(A block of data)
* * * * * * *

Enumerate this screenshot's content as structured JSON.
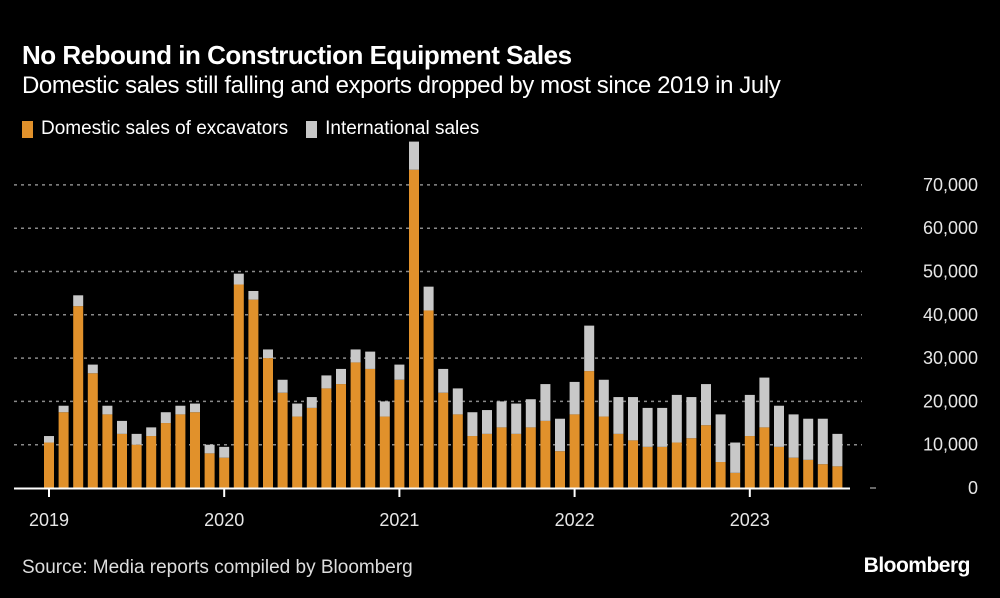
{
  "header": {
    "title": "No Rebound in Construction Equipment Sales",
    "subtitle": "Domestic sales still falling and exports dropped by most since 2019 in July"
  },
  "legend": [
    {
      "label": "Domestic sales of excavators",
      "color": "#e1912b"
    },
    {
      "label": "International sales",
      "color": "#c8c8c8"
    }
  ],
  "footer": {
    "source": "Source: Media reports compiled by Bloomberg",
    "brand": "Bloomberg"
  },
  "chart_data": {
    "type": "bar",
    "stacked": true,
    "title": "No Rebound in Construction Equipment Sales",
    "subtitle": "Domestic sales still falling and exports dropped by most since 2019 in July",
    "xlabel": "",
    "ylabel": "",
    "ylim": [
      0,
      80000
    ],
    "yticks": [
      0,
      10000,
      20000,
      30000,
      40000,
      50000,
      60000,
      70000
    ],
    "ytick_labels": [
      "0",
      "10,000",
      "20,000",
      "30,000",
      "40,000",
      "50,000",
      "60,000",
      "70,000"
    ],
    "xtick_labels": [
      "2019",
      "2020",
      "2021",
      "2022",
      "2023"
    ],
    "xtick_indices": [
      0,
      12,
      24,
      36,
      48
    ],
    "grid": true,
    "legend_position": "top-left",
    "categories": [
      "2019-01",
      "2019-02",
      "2019-03",
      "2019-04",
      "2019-05",
      "2019-06",
      "2019-07",
      "2019-08",
      "2019-09",
      "2019-10",
      "2019-11",
      "2019-12",
      "2020-01",
      "2020-02",
      "2020-03",
      "2020-04",
      "2020-05",
      "2020-06",
      "2020-07",
      "2020-08",
      "2020-09",
      "2020-10",
      "2020-11",
      "2020-12",
      "2021-01",
      "2021-02",
      "2021-03",
      "2021-04",
      "2021-05",
      "2021-06",
      "2021-07",
      "2021-08",
      "2021-09",
      "2021-10",
      "2021-11",
      "2021-12",
      "2022-01",
      "2022-02",
      "2022-03",
      "2022-04",
      "2022-05",
      "2022-06",
      "2022-07",
      "2022-08",
      "2022-09",
      "2022-10",
      "2022-11",
      "2022-12",
      "2023-01",
      "2023-02",
      "2023-03",
      "2023-04",
      "2023-05",
      "2023-06",
      "2023-07"
    ],
    "series": [
      {
        "name": "Domestic sales of excavators",
        "color": "#e1912b",
        "values": [
          10500,
          17500,
          42000,
          26500,
          17000,
          12500,
          10000,
          12000,
          15000,
          17000,
          17500,
          8000,
          7000,
          47000,
          43500,
          30000,
          22000,
          16500,
          18500,
          23000,
          24000,
          29000,
          27500,
          16500,
          25000,
          73500,
          41000,
          22000,
          17000,
          12000,
          12500,
          14000,
          12500,
          14000,
          15500,
          8500,
          17000,
          27000,
          16500,
          12500,
          11000,
          9500,
          9500,
          10500,
          11500,
          14500,
          6000,
          3500,
          12000,
          14000,
          9500,
          7000,
          6500,
          5500,
          5000
        ]
      },
      {
        "name": "International sales",
        "color": "#c8c8c8",
        "values": [
          1500,
          1500,
          2500,
          2000,
          2000,
          3000,
          2500,
          2000,
          2500,
          2000,
          2000,
          2000,
          2500,
          2500,
          2000,
          2000,
          3000,
          3000,
          2500,
          3000,
          3500,
          3000,
          4000,
          3500,
          3500,
          6500,
          5500,
          5500,
          6000,
          5500,
          5500,
          6000,
          7000,
          6500,
          8500,
          7500,
          7500,
          10500,
          8500,
          8500,
          10000,
          9000,
          9000,
          11000,
          9500,
          9500,
          11000,
          7000,
          9500,
          11500,
          9500,
          10000,
          9500,
          10500,
          7500
        ]
      }
    ]
  }
}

* * * * * * *

> TASK STATEMENT:
Count the lines in the material above where the string "since" appears, then state only that count.

> CORRECT OUTPUT:
2